▸ **Records that describe figures**
-- begin --
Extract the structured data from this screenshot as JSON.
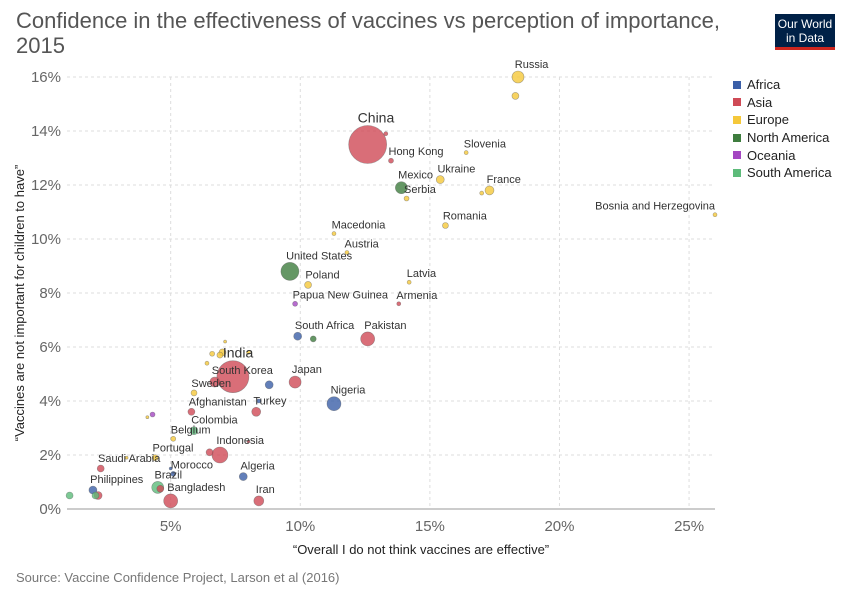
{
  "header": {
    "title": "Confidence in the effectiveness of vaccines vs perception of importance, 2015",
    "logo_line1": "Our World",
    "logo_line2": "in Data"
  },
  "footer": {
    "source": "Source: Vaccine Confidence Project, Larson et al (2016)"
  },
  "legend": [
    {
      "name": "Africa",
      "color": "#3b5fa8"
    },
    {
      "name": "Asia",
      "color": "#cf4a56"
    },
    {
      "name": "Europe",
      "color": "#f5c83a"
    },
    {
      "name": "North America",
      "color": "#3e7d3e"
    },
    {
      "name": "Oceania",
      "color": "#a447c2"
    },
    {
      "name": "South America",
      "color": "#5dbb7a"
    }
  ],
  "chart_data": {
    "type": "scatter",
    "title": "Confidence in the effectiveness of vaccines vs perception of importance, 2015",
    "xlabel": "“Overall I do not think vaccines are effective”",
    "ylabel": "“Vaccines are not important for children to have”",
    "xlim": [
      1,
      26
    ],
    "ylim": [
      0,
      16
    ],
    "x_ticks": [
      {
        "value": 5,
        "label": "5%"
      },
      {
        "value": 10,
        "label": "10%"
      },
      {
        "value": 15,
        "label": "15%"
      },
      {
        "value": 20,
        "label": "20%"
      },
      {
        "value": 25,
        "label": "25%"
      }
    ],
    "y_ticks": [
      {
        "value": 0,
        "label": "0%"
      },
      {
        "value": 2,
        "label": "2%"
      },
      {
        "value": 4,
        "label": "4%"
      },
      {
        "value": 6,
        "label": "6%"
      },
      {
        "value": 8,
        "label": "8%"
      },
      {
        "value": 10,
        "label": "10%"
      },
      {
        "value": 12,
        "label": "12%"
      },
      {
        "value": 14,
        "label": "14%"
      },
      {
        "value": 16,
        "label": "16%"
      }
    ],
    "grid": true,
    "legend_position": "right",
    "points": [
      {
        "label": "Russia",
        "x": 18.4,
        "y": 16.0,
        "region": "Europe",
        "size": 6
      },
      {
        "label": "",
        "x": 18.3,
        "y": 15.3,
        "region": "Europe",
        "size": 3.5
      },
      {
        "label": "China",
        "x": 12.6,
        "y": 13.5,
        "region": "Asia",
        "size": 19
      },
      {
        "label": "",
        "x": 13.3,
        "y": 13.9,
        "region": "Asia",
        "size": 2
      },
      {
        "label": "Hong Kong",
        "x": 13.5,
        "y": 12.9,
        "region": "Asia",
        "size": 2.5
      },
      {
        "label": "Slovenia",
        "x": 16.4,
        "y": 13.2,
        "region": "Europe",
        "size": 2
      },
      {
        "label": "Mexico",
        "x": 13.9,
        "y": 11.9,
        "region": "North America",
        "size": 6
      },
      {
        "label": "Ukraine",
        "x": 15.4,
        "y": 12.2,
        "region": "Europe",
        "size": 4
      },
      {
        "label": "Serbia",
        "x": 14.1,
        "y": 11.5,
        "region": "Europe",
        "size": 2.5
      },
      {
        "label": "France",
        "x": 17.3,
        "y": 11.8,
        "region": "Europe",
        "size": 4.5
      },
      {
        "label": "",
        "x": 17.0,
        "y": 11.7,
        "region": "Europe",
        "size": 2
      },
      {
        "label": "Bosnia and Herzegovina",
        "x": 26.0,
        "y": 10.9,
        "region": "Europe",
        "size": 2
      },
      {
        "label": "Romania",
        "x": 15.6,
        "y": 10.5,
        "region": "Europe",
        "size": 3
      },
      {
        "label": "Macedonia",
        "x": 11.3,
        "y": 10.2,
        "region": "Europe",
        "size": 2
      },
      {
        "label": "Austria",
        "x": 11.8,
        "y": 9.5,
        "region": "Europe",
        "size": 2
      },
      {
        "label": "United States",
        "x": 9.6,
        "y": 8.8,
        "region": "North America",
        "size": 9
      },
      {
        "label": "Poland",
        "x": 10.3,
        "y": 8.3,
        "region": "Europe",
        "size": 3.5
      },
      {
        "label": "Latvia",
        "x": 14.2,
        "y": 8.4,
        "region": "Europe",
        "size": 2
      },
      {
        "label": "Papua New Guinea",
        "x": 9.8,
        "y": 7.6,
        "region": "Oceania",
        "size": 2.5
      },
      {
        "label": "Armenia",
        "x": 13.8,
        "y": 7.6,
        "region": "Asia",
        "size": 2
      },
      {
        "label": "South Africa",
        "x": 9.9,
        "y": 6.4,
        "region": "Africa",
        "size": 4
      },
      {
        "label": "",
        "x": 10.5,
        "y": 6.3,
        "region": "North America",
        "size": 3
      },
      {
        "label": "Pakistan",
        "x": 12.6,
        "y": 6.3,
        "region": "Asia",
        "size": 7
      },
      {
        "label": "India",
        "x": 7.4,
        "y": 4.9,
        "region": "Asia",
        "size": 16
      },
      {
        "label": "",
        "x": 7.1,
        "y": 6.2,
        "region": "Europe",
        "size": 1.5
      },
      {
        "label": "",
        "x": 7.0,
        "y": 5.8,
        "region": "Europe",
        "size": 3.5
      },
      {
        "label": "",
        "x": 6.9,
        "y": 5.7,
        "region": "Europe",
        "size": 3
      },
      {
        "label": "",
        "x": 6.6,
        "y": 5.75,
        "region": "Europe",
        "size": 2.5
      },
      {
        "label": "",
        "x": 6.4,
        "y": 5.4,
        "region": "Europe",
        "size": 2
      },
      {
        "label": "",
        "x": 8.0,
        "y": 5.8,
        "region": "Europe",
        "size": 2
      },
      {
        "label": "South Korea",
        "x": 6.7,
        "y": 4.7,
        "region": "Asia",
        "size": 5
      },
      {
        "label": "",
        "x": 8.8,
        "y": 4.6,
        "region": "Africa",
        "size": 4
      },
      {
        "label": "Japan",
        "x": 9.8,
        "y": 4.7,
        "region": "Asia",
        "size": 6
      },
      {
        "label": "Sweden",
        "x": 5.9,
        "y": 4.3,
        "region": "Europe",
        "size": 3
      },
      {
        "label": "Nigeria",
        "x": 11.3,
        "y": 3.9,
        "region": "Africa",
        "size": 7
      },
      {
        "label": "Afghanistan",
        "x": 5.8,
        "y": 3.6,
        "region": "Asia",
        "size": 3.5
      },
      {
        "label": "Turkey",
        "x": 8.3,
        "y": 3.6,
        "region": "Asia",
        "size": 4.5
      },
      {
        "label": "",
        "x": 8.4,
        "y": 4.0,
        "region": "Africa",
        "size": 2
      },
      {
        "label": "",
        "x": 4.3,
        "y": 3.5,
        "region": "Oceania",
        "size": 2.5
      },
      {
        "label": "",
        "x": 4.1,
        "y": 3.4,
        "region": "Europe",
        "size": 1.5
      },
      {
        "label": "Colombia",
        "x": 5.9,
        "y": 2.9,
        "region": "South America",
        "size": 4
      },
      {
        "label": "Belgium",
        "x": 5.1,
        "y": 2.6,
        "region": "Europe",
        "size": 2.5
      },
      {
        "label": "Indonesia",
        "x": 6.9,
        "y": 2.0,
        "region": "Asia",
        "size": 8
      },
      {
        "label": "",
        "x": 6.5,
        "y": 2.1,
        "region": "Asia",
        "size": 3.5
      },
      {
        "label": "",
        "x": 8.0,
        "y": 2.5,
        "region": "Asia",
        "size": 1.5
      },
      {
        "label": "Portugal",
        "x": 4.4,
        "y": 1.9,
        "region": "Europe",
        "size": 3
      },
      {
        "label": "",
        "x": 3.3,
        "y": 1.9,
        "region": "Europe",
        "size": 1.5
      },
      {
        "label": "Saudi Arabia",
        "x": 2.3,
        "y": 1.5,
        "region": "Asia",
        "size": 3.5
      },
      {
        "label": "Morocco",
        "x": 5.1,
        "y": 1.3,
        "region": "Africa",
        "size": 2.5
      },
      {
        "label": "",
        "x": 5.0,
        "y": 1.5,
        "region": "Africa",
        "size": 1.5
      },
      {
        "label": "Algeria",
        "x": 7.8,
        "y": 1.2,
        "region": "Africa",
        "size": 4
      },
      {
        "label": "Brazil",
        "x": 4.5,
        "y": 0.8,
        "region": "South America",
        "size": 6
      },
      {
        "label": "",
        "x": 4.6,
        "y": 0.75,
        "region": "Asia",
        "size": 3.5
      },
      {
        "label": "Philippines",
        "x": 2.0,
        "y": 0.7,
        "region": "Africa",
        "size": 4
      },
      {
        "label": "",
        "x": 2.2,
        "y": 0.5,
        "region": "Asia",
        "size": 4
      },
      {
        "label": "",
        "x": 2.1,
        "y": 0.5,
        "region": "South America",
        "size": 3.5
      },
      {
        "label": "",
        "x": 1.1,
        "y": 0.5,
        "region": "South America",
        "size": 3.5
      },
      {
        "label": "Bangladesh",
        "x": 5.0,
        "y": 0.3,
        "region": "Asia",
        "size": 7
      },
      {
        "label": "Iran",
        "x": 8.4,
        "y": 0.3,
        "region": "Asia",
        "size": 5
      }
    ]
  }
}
-- end --
-- begin --
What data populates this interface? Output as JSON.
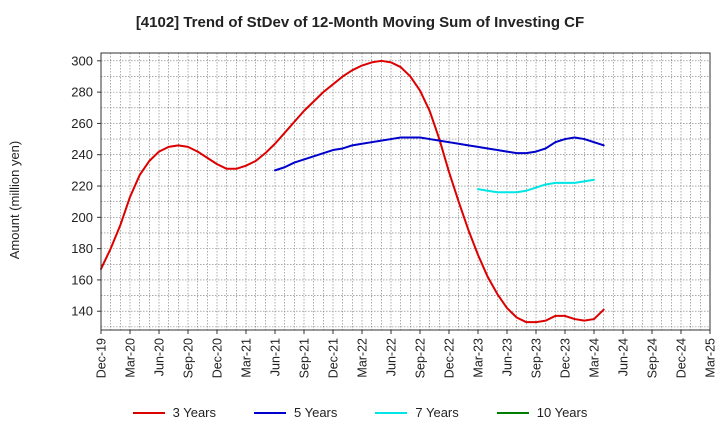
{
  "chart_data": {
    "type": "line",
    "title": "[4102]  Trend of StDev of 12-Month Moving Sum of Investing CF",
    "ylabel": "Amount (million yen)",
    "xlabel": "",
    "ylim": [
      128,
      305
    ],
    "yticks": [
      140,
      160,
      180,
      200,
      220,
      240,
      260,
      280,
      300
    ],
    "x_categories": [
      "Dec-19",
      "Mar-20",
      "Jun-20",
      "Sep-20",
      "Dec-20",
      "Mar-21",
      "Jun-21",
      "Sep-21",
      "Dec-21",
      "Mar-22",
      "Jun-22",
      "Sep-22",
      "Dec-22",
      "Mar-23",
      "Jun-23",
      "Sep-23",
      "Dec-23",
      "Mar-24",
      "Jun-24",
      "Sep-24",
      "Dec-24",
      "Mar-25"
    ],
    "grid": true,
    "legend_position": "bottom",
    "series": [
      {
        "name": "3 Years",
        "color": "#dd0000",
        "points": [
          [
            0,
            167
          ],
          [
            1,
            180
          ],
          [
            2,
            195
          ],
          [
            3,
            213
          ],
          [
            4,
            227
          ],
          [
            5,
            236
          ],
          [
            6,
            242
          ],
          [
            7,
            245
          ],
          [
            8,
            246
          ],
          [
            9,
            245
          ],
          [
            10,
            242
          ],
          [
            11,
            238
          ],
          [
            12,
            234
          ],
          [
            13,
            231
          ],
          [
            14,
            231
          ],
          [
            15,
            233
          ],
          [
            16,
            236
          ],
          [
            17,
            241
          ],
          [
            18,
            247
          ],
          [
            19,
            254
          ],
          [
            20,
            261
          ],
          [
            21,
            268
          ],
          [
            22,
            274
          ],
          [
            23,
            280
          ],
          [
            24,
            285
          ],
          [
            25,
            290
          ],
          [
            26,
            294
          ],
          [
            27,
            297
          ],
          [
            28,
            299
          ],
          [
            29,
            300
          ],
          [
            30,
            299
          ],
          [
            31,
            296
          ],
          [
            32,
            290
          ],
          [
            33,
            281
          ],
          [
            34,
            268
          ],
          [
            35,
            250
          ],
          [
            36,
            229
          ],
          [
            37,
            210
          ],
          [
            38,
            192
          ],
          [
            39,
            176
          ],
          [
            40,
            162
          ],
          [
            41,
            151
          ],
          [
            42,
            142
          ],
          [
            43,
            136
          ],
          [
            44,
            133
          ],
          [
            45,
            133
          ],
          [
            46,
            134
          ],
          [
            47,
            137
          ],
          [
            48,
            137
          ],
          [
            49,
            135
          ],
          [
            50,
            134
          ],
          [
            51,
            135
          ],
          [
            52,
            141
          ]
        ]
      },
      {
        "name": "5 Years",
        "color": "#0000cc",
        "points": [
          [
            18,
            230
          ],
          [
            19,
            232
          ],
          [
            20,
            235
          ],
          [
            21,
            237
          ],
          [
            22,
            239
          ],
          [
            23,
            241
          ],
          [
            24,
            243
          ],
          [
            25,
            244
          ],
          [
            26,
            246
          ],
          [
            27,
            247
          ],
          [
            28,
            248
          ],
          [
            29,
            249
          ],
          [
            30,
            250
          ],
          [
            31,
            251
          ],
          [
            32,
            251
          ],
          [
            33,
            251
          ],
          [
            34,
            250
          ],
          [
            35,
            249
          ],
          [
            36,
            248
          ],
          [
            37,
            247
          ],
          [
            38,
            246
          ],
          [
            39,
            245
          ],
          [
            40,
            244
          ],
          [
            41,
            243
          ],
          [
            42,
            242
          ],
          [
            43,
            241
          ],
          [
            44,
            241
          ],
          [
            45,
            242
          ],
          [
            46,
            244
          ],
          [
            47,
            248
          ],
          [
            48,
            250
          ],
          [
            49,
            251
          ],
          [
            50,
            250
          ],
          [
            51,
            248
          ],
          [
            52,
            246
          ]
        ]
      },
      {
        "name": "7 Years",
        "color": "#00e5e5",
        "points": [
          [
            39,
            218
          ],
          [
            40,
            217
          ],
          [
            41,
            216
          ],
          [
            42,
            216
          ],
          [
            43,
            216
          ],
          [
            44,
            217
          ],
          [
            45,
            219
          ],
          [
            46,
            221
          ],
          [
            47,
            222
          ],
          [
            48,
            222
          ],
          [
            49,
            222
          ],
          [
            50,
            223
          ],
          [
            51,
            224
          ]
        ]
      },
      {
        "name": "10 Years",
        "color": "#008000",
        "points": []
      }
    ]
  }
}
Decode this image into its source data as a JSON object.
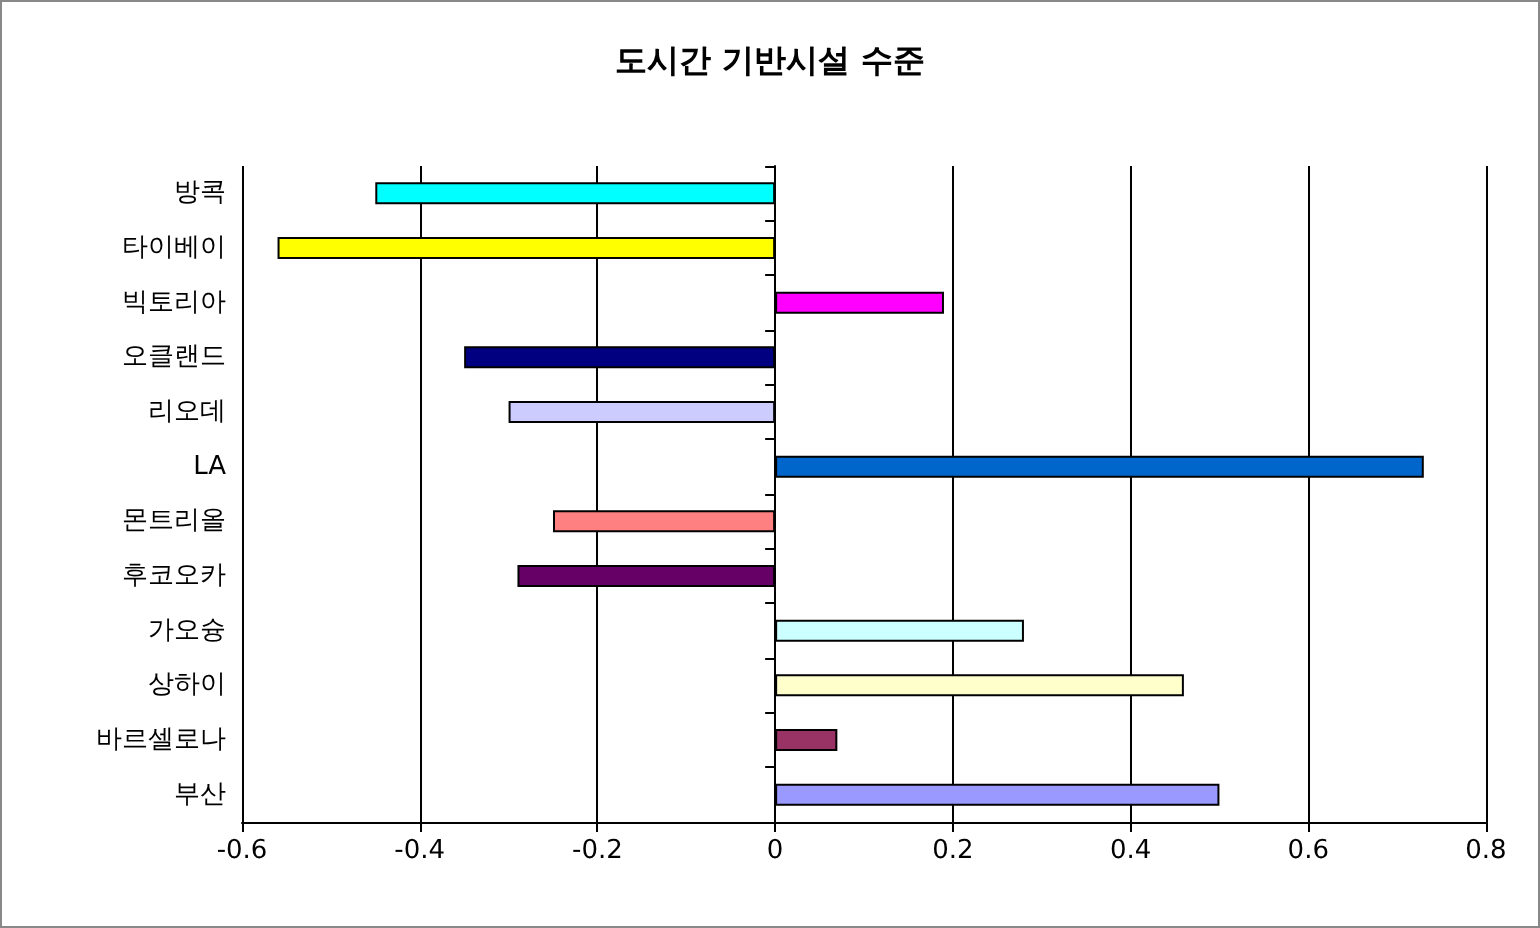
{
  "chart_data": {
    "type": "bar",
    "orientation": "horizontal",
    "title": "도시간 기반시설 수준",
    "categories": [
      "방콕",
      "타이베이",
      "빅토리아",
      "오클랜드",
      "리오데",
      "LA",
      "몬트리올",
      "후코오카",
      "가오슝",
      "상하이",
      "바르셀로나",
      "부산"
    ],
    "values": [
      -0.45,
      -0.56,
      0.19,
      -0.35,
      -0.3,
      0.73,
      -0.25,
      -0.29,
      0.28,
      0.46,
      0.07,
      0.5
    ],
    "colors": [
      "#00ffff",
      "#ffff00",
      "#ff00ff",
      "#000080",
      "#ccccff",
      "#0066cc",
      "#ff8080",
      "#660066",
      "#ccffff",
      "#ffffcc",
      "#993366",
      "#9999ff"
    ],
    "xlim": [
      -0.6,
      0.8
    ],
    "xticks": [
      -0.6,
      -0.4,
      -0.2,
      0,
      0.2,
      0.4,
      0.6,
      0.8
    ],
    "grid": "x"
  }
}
-- end --
▸ **Task directions**
Leave out every line without the string "this" and copy the rest.

▸ **The reply**
Extract the structured data from this screenshot as JSON.
What data populates this interface? Output as JSON.
Decode this image into its source data as a JSON object.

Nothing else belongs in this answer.